Copy every entry word for word. Skip the pictures.

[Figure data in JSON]
--- start ---

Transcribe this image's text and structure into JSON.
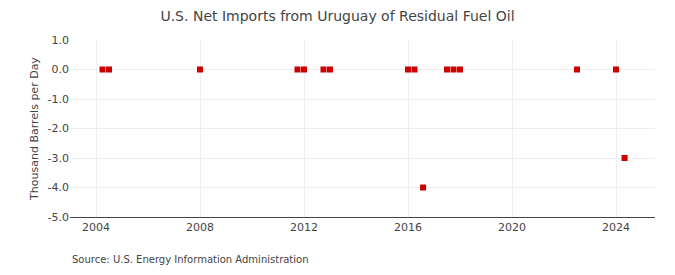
{
  "chart_data": {
    "type": "scatter",
    "title": "U.S. Net Imports from Uruguay of Residual Fuel Oil",
    "ylabel": "Thousand Barrels per Day",
    "annotations": [
      "Source: U.S. Energy Information Administration"
    ],
    "x": [
      2004.25,
      2004.5,
      2008.0,
      2011.75,
      2012.0,
      2012.75,
      2013.0,
      2016.0,
      2016.25,
      2017.5,
      2017.75,
      2018.0,
      2022.5,
      2024.0,
      2016.58,
      2024.33
    ],
    "values": [
      0,
      0,
      0,
      0,
      0,
      0,
      0,
      0,
      0,
      0,
      0,
      0,
      0,
      0,
      -4.0,
      -3.0
    ],
    "color": "#cc0000",
    "marker": "square",
    "xlim": [
      2003.0,
      2025.5
    ],
    "xticks": [
      2004,
      2008,
      2012,
      2016,
      2020,
      2024
    ],
    "ylim": [
      -5.0,
      1.0
    ],
    "yticks": [
      {
        "value": 1.0,
        "label": "1.0"
      },
      {
        "value": 0.0,
        "label": "0.0"
      },
      {
        "value": -1.0,
        "label": "-1.0"
      },
      {
        "value": -2.0,
        "label": "-2.0"
      },
      {
        "value": -3.0,
        "label": "-3.0"
      },
      {
        "value": -4.0,
        "label": "-4.0"
      },
      {
        "value": -5.0,
        "label": "-5.0"
      }
    ],
    "grid": true
  }
}
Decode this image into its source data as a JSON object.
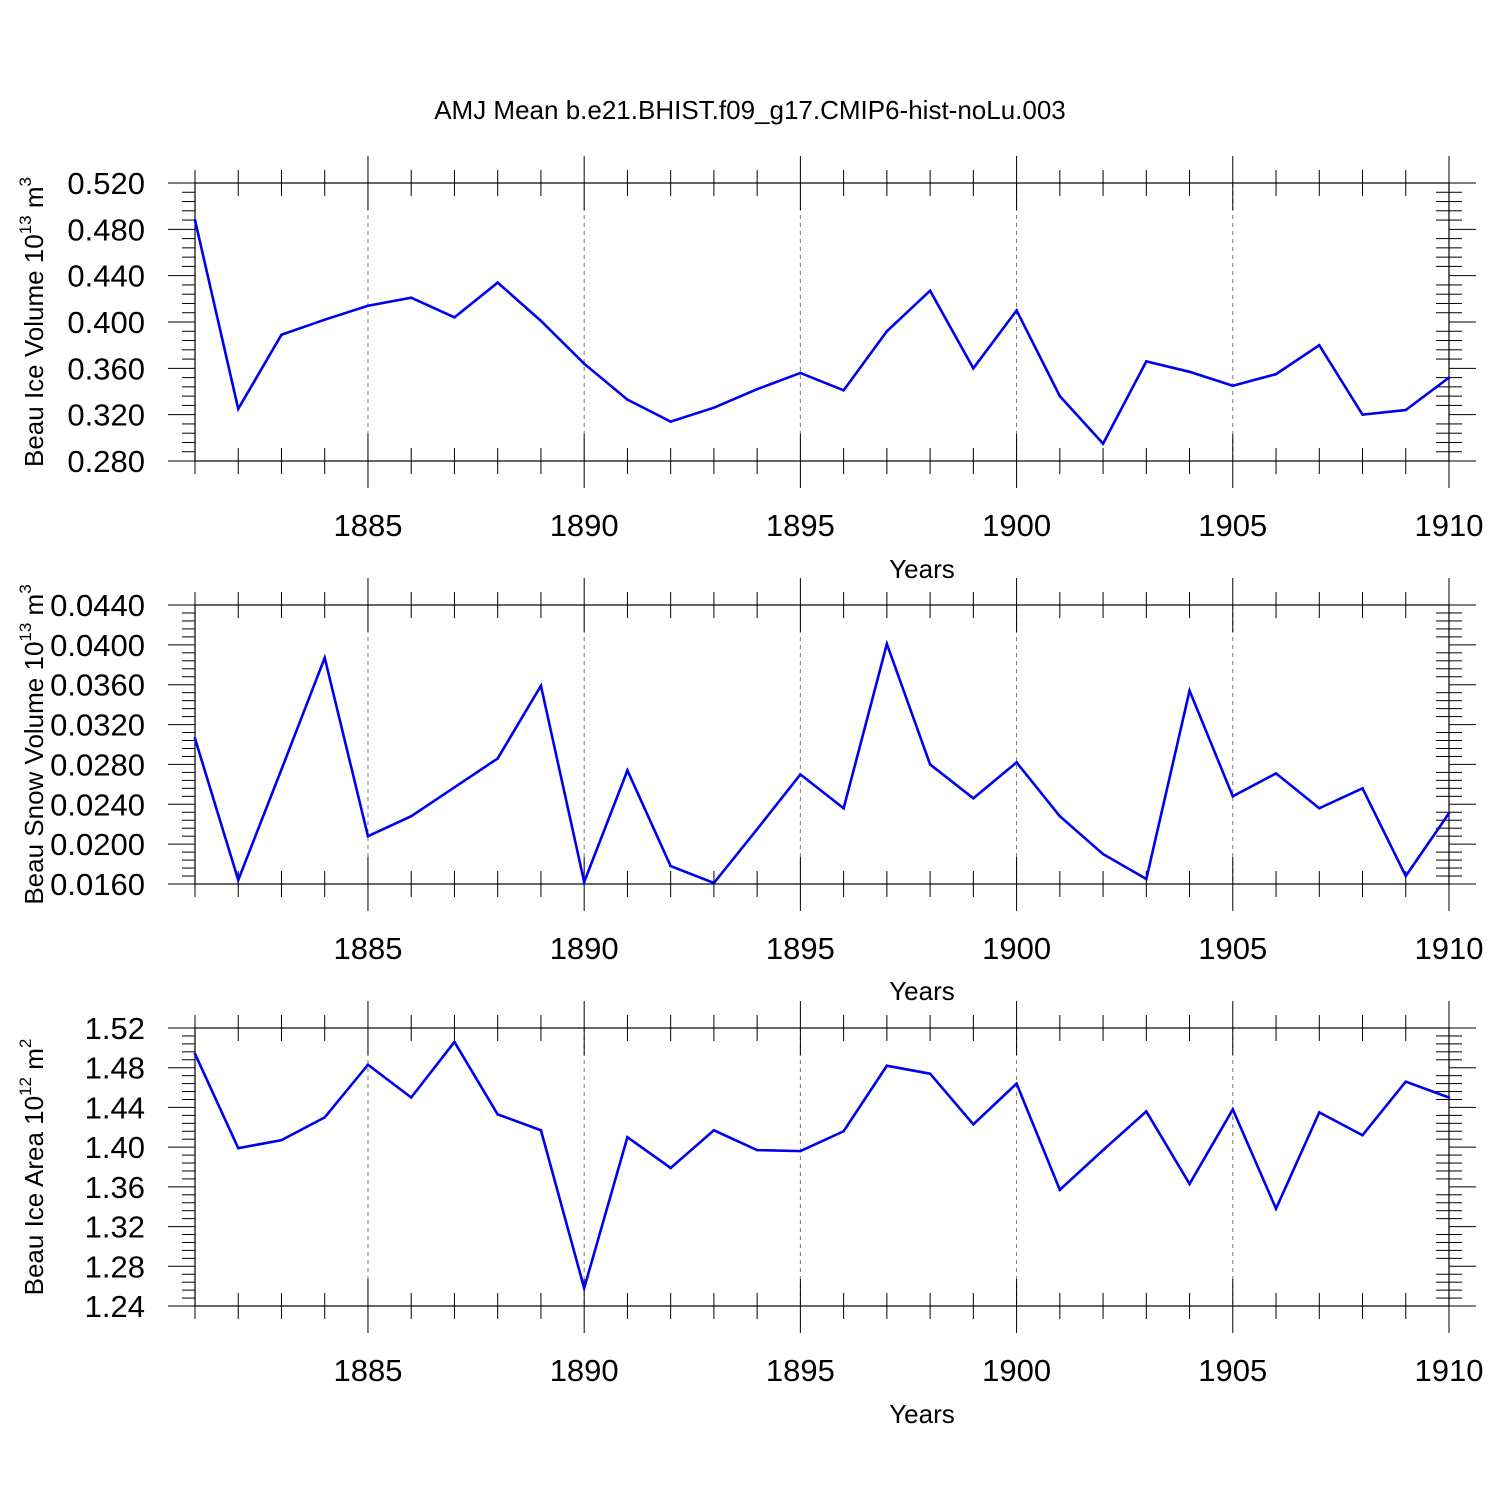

--- end ---

» Expected output:
Transcribe this image's text and structure into JSON.
{
  "chart_data": {
    "type": "scatter",
    "title": "U.S. Net Imports from Uruguay of Residual Fuel Oil",
    "ylabel": "Thousand Barrels per Day",
    "annotations": [
      "Source: U.S. Energy Information Administration"
    ],
    "x": [
      2004.25,
      2004.5,
      2008.0,
      2011.75,
      2012.0,
      2012.75,
      2013.0,
      2016.0,
      2016.25,
      2017.5,
      2017.75,
      2018.0,
      2022.5,
      2024.0,
      2016.58,
      2024.33
    ],
    "values": [
      0,
      0,
      0,
      0,
      0,
      0,
      0,
      0,
      0,
      0,
      0,
      0,
      0,
      0,
      -4.0,
      -3.0
    ],
    "color": "#cc0000",
    "marker": "square",
    "xlim": [
      2003.0,
      2025.5
    ],
    "xticks": [
      2004,
      2008,
      2012,
      2016,
      2020,
      2024
    ],
    "ylim": [
      -5.0,
      1.0
    ],
    "yticks": [
      {
        "value": 1.0,
        "label": "1.0"
      },
      {
        "value": 0.0,
        "label": "0.0"
      },
      {
        "value": -1.0,
        "label": "-1.0"
      },
      {
        "value": -2.0,
        "label": "-2.0"
      },
      {
        "value": -3.0,
        "label": "-3.0"
      },
      {
        "value": -4.0,
        "label": "-4.0"
      },
      {
        "value": -5.0,
        "label": "-5.0"
      }
    ],
    "grid": true
  }
}
Decode this image into its source data as a JSON object.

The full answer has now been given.